___ EXERCISE MATERIAL ___

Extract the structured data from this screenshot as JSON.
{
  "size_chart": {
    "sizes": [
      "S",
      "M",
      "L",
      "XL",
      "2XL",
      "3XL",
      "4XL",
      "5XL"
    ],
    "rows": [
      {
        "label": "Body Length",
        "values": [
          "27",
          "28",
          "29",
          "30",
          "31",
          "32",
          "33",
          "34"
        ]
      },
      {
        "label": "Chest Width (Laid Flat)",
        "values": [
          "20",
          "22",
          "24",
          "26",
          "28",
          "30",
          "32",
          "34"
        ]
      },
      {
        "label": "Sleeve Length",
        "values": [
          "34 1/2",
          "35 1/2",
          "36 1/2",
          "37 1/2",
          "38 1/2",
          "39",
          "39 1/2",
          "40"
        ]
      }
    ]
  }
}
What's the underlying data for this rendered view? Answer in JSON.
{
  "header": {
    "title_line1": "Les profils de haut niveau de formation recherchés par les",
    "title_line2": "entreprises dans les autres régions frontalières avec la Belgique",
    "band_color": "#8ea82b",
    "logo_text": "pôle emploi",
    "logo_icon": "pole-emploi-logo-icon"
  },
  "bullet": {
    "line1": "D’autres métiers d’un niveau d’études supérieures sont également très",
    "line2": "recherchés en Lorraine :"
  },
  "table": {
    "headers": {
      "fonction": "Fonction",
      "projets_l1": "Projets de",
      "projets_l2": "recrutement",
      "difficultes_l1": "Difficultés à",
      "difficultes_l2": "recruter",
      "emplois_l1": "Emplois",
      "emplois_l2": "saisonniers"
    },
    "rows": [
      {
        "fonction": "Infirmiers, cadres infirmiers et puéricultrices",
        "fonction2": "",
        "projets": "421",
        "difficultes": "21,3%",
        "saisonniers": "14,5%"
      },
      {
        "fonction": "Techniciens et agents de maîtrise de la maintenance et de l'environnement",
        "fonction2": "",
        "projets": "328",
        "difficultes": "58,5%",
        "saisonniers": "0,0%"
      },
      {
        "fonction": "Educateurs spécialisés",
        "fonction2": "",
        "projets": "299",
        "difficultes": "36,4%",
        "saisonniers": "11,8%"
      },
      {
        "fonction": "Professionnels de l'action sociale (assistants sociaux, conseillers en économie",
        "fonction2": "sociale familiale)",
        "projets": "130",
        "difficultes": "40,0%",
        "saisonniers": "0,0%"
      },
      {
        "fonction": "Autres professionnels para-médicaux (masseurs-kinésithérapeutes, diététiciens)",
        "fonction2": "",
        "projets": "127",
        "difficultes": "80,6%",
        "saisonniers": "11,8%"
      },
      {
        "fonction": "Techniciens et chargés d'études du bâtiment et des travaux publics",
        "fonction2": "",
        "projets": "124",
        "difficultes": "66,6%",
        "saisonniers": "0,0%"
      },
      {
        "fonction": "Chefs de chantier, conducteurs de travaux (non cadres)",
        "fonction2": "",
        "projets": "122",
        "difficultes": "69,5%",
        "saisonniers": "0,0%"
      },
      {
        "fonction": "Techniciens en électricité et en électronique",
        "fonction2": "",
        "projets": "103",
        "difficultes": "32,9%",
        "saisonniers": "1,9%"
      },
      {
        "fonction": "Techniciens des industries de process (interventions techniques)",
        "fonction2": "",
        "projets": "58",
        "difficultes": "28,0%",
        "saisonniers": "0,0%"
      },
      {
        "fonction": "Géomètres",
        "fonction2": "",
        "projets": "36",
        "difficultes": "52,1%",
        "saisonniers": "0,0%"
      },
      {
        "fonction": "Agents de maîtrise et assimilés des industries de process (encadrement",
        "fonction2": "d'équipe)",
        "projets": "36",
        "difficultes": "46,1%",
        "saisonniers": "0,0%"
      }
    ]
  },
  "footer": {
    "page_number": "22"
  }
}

___

[JOB] Look through the entries above; copy every line holding the string "industries".

[WRITTEN ANSWER]
        "fonction": "Techniciens des industries de process (interventions techniques)",
        "fonction": "Agents de maîtrise et assimilés des industries de process (encadrement",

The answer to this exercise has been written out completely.